Task description: Can you reproduce, character for character, everything in the mlx5 patch below from "Signed-off-by: Saeed Mahameed" down to "insertions(+), 21 deletions(-)"?

Page extract:
....

Active mode: Traffic flows through FDB, mpfs table populated, and
adjacent vports are connected.
Signed-off-by: Saeed Mahameed <saeedm@nvidia.com>
Signed-off-by: Adithya Jayachandran <ajayachandra@nvidia.com>
Reviewed-by: Jiri Pirko <jiri@nvidia.com>
---
.../mellanox/mlx5/core/esw/adj_vport.c | 15 +-
.../net/ethernet/mellanox/mlx5/core/eswitch.h | 6 +
.../mellanox/mlx5/core/eswitch_offloads.c | 194 +++++++++++++++++-
.../net/ethernet/mellanox/mlx5/core/fs_core.c | 5 +
.../ethernet/mellanox/mlx5/core/lib/mpfs.c | 2 +-
include/linux/mlx5/fs.h | 1 +
6 files changed, 202 insertions(+), 21 deletions(-)
diff --git a/drivers/net/ethernet/mellanox/mlx5/core/esw/adj_vport.c b/drivers/net/ethernet/mellanox/mlx5/core/esw/adj_vport.c
index 0091ba697bae..250af09b5af2 100644
--- a/drivers/net/ethernet/mellanox/mlx5/core/esw/adj_vport.c
+++ b/drivers/net/ethernet/mellanox/mlx5/core/esw/adj_vport.c
@@ -4,13 +4,8 @@
#include "fs_core.h"
#include "eswitch.h"
-enum {
- MLX5_ADJ_VPORT_DISCONNECT = 0x0,
- MLX5_ADJ_VPORT_CONNECT = 0x1,
-};
-
-static int mlx5_esw_adj_vport_modify(struct mlx5_core_dev *dev,
- u16 vport, bool connect)
+int mlx5_esw_adj_vport_modify(struct mlx5_core_dev *dev, u16 vport,
+ bool connect)
{
u32 in[MLX5_ST_SZ_DW(modify_vport_state_in)] = {};
@@ -24,7 +19,7 @@ static int mlx5_esw_adj_vport_modify(struct mlx5_core_dev *dev,
MLX5_SET(modify_vport_state_in, in, egress_connect_valid, 1);
MLX5_SET(modify_vport_state_in, in, ingress_connect, connect);
MLX5_SET(modify_vport_state_in, in, egress_connect, connect);
-
+ MLX5_SET(modify_vport_state_in, in, admin_state, connect);
return mlx5_cmd_exec_in(dev, modify_vport_state, in);
}
@@ -96,7 +91,6 @@ static int mlx5_esw_adj_vport_create(struct mlx5_eswitch *esw, u16 vhca_id,
if (err)

....

Raw data:
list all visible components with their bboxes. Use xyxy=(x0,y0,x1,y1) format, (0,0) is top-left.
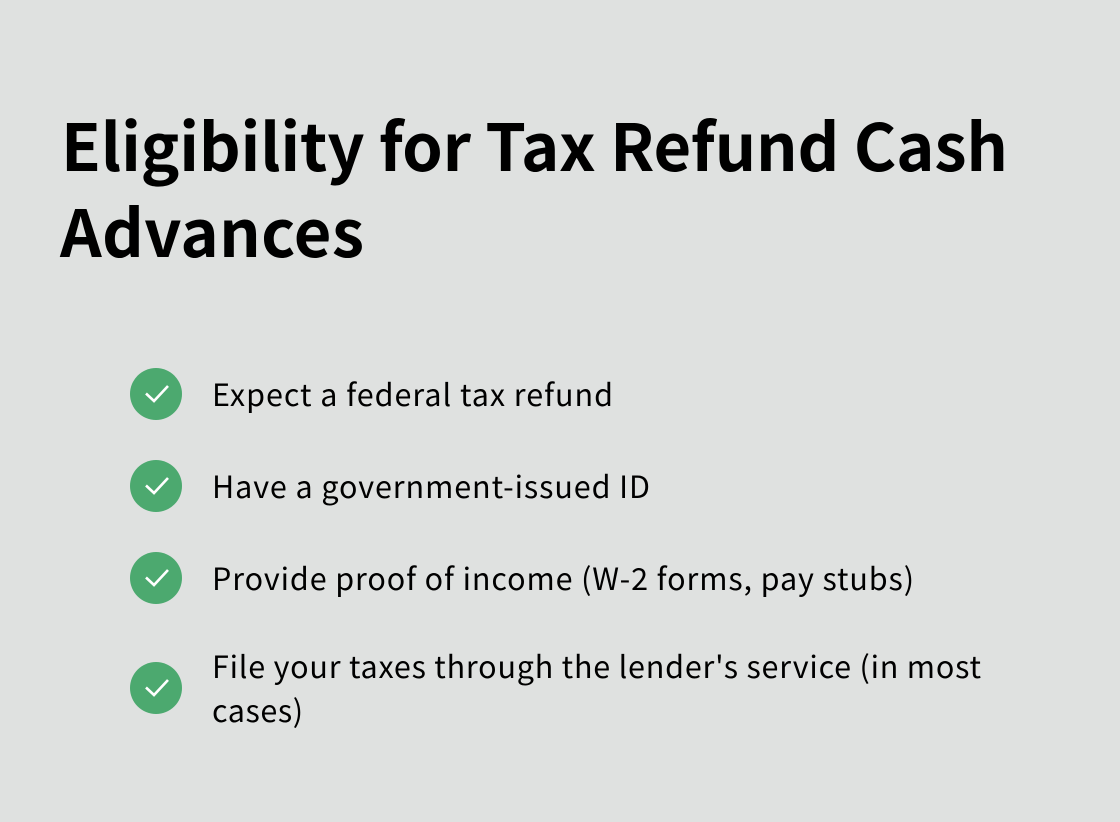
item: proof of income: Provide proof of income (W-2 forms, pay stubs) xyxy=(212,555,914,599)
checklist xyxy=(130,368,982,731)
item: government ID: Have a government-issued ID xyxy=(212,463,650,507)
item: file through lender xyxy=(130,643,982,731)
title: Eligibility for Tax Refund Cash xyxy=(61,96,1008,190)
item: file through lender: File your taxes through the lender's service (in most xyxy=(212,643,982,687)
item: federal tax refund: Expect a federal tax refund xyxy=(212,371,613,415)
title xyxy=(59,96,1008,276)
item: file through lender: cases) xyxy=(212,687,303,731)
title: Advances xyxy=(59,182,364,276)
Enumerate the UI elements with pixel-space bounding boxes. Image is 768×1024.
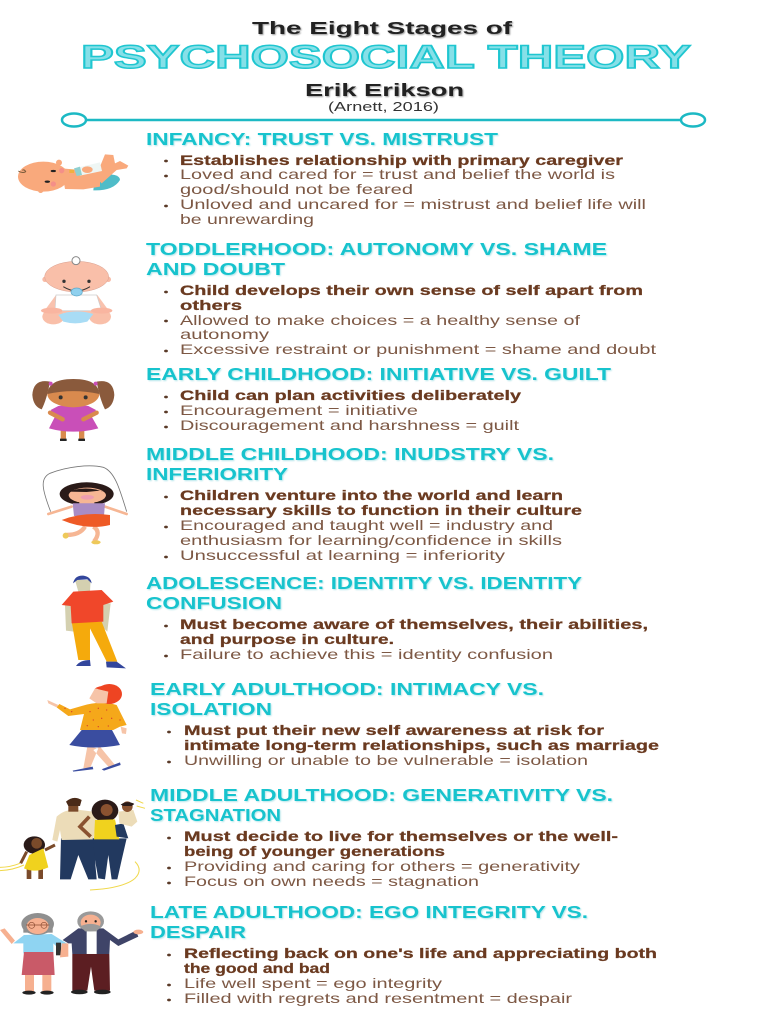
bullet list: necessary skills to function in their culture	[180, 502, 582, 518]
icon: teenager in red shirt	[62, 576, 126, 668]
bullet list: Excessive restraint or punishment = shame and doubt	[180, 341, 656, 357]
bullet list: Allowed to make choices = a healthy sense of	[180, 312, 580, 328]
icon: family of four	[0, 798, 145, 890]
bullet list: Discouragement and harshness = guilt	[180, 417, 519, 433]
bullet list	[164, 282, 656, 357]
bullet list: Failure to achieve this = identity confusion	[180, 646, 553, 662]
panel: toddlerhood	[41, 239, 656, 357]
heading	[146, 573, 582, 613]
bullet list	[164, 387, 521, 433]
bullet list: being of younger generations	[184, 843, 445, 859]
bullet list	[167, 945, 657, 1006]
bullet list: Must decide to live for themselves or the well-	[184, 828, 618, 844]
panel: early childhood	[32, 364, 611, 441]
heading: TODDLERHOOD: AUTONOMY VS. SHAME	[146, 239, 607, 259]
bullet list: Life well spent = ego integrity	[184, 975, 442, 991]
bullet list: Child develops their own sense of self apart from	[180, 282, 643, 298]
bullet list	[167, 722, 659, 768]
heading: ISOLATION	[150, 699, 272, 719]
bullet list: Child can plan activities deliberately	[180, 387, 521, 403]
bullet list: be unrewarding	[180, 211, 314, 227]
heading: MIDDLE CHILDHOOD: INUDSTRY VS.	[146, 444, 554, 464]
bullet list	[164, 487, 582, 563]
bullet list: Providing and caring for others = generativity	[184, 858, 580, 874]
bullet list: Filled with regrets and resentment = despair	[184, 990, 572, 1006]
bullet list: Loved and cared for = trust and belief the world is	[180, 166, 615, 182]
panel: adolescence	[62, 573, 648, 668]
heading: INFANCY: TRUST VS. MISTRUST	[146, 129, 498, 149]
title: psychosocial theory: PSYCHOSOCIAL THEORY	[81, 39, 691, 75]
bullet list: Encouragement = initiative	[180, 402, 418, 418]
bullet list	[164, 152, 646, 227]
heading: EARLY CHILDHOOD: INITIATIVE VS. GUILT	[146, 364, 611, 384]
panel: middle adulthood	[0, 785, 618, 890]
icon: woman waving	[47, 684, 127, 772]
bullet list: Establishes relationship with primary caregiver	[180, 152, 624, 168]
panel: late adulthood	[0, 902, 657, 1006]
bullet list: Unloved and uncared for = mistrust and belief life will	[180, 196, 646, 212]
bullet list: and purpose in culture.	[180, 631, 394, 647]
bullet list: intimate long-term relationships, such as marriage	[184, 737, 659, 753]
girl figure	[21, 836, 55, 879]
bullet list: Reflecting back on one's life and appreciating both	[184, 945, 657, 961]
title: the eight stages of: The Eight Stages of	[252, 18, 512, 38]
icon: elderly couple	[0, 911, 143, 995]
citation: (Arnett, 2016)	[328, 99, 439, 114]
heading: AND DOUBT	[146, 259, 285, 279]
heading	[150, 902, 588, 942]
bullet list: Children venture into the world and learn	[180, 487, 563, 503]
heading	[146, 444, 554, 484]
heading: ADOLESCENCE: IDENTITY VS. IDENTITY	[146, 573, 582, 593]
bullet list: good/should not be feared	[180, 181, 413, 197]
bullet list	[164, 616, 648, 662]
bullet list: Focus on own needs = stagnation	[184, 873, 479, 889]
heading	[146, 239, 607, 279]
heading: STAGNATION	[150, 805, 281, 825]
panel: early adulthood	[47, 679, 659, 772]
heading: EARLY ADULTHOOD: INTIMACY VS.	[150, 679, 544, 699]
panel: infancy	[18, 129, 646, 227]
heading: MIDDLE ADULTHOOD: GENERATIVITY VS.	[150, 785, 613, 805]
header	[62, 18, 705, 126]
heading: CONFUSION	[146, 593, 282, 613]
bullet list: Must become aware of themselves, their abilities,	[180, 616, 648, 632]
divider with end circles	[62, 114, 705, 126]
heading: DESPAIR	[150, 922, 246, 942]
panel: middle childhood	[43, 444, 582, 563]
heading: LATE ADULTHOOD: EGO INTEGRITY VS.	[150, 902, 588, 922]
bullet list	[167, 828, 618, 889]
heading: INFERIORITY	[146, 464, 288, 484]
icon: baby with bottle	[18, 154, 128, 193]
bullet list: the good and bad	[184, 960, 330, 976]
bullet list: others	[180, 297, 242, 313]
bullet list: Unwilling or unable to be vulnerable = isolation	[184, 752, 588, 768]
bullet list: Must put their new self awareness at risk for	[184, 722, 605, 738]
icon: baby with pacifier	[41, 257, 112, 324]
heading	[150, 785, 613, 825]
bullet list: enthusiasm for learning/confidence in skills	[180, 532, 562, 548]
bullet list: Unsuccessful at learning = inferiority	[180, 547, 505, 563]
heading	[150, 679, 544, 719]
bullet list: Encouraged and taught well = industry and	[180, 517, 553, 533]
bullet list: autonomy	[180, 326, 269, 342]
icon: girl in pink dress	[32, 379, 114, 441]
icon: girl with jump rope	[43, 466, 127, 544]
subtitle: erik erikson: Erik Erikson	[305, 80, 464, 100]
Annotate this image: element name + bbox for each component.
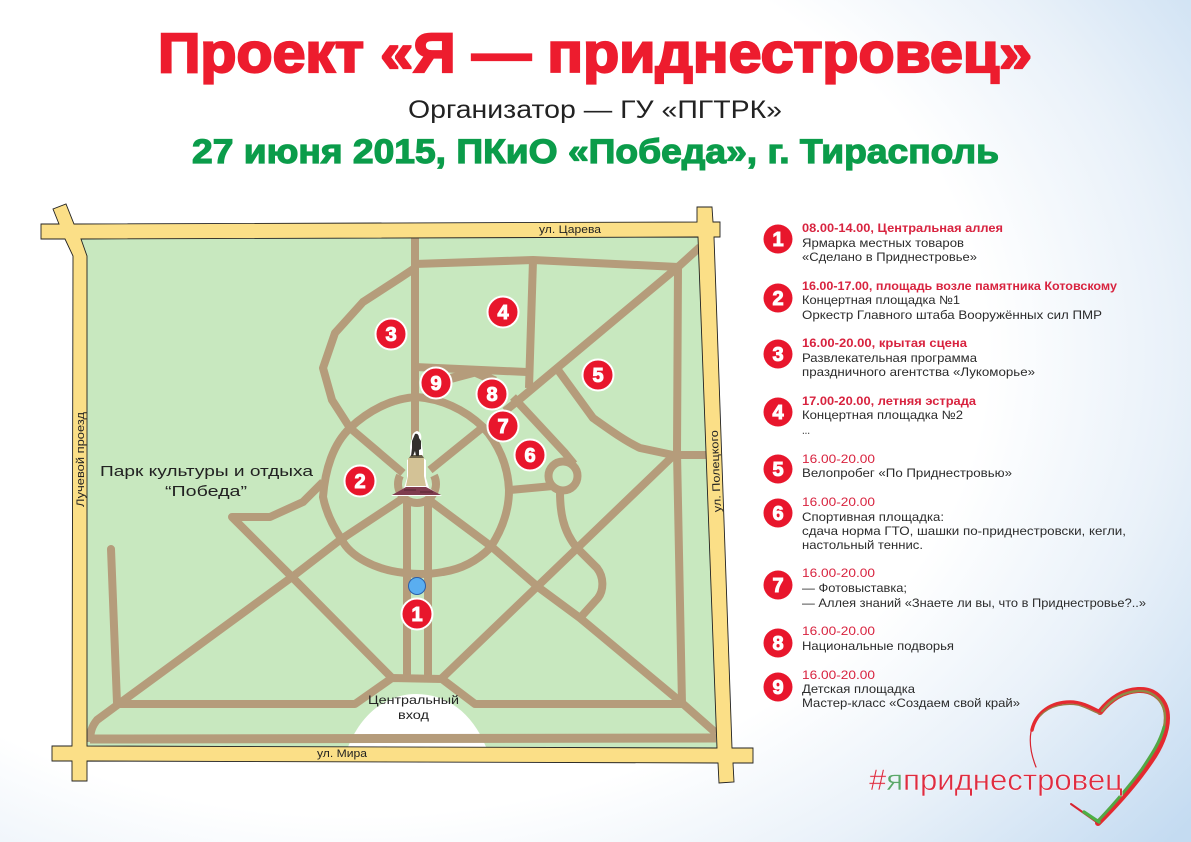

....

Written response:
Signed-off-by: Saeed Mahameed <saeedm@nvidia.com>
Signed-off-by: Adithya Jayachandran <ajayachandra@nvidia.com>
Reviewed-by: Jiri Pirko <jiri@nvidia.com>
---
.../mellanox/mlx5/core/esw/adj_vport.c | 15 +-
.../net/ethernet/mellanox/mlx5/core/eswitch.h | 6 +
.../mellanox/mlx5/core/eswitch_offloads.c | 194 +++++++++++++++++-
.../net/ethernet/mellanox/mlx5/core/fs_core.c | 5 +
.../ethernet/mellanox/mlx5/core/lib/mpfs.c | 2 +-
include/linux/mlx5/fs.h | 1 +
6 files changed, 202 insertions(+), 21 deletions(-)